((
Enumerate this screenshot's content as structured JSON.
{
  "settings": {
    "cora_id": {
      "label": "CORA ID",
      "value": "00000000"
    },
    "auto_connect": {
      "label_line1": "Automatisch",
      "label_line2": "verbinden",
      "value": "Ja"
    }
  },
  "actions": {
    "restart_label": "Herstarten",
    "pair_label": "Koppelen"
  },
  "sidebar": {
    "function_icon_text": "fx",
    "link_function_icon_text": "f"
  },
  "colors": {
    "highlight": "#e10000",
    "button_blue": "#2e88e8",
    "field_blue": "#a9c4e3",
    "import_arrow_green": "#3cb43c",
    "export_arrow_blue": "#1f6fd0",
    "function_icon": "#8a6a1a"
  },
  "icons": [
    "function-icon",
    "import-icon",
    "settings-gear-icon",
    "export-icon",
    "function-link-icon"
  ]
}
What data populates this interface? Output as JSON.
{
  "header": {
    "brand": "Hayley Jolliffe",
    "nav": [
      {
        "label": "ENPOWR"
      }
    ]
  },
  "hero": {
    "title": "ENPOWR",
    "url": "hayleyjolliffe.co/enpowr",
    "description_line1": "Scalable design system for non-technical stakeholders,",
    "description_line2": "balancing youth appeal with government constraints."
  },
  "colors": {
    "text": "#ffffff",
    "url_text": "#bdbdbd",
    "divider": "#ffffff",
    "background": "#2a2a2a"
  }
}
))
Direction:
Restate the whole listing exactly, leaving out nothing.

Output of the task:
Enumerate this screenshot's content as structured JSON.
{
  "settings": {
    "cora_id": {
      "label": "CORA ID",
      "value": "00000000"
    },
    "auto_connect": {
      "label_line1": "Automatisch",
      "label_line2": "verbinden",
      "value": "Ja"
    }
  },
  "actions": {
    "restart_label": "Herstarten",
    "pair_label": "Koppelen"
  },
  "sidebar": {
    "function_icon_text": "fx",
    "link_function_icon_text": "f"
  },
  "colors": {
    "highlight": "#e10000",
    "button_blue": "#2e88e8",
    "field_blue": "#a9c4e3",
    "import_arrow_green": "#3cb43c",
    "export_arrow_blue": "#1f6fd0",
    "function_icon": "#8a6a1a"
  },
  "icons": [
    "function-icon",
    "import-icon",
    "settings-gear-icon",
    "export-icon",
    "function-link-icon"
  ]
}
What data populates this interface? Output as JSON.
{
  "header": {
    "brand": "Hayley Jolliffe",
    "nav": [
      {
        "label": "ENPOWR"
      }
    ]
  },
  "hero": {
    "title": "ENPOWR",
    "url": "hayleyjolliffe.co/enpowr",
    "description_line1": "Scalable design system for non-technical stakeholders,",
    "description_line2": "balancing youth appeal with government constraints."
  },
  "colors": {
    "text": "#ffffff",
    "url_text": "#bdbdbd",
    "divider": "#ffffff",
    "background": "#2a2a2a"
  }
}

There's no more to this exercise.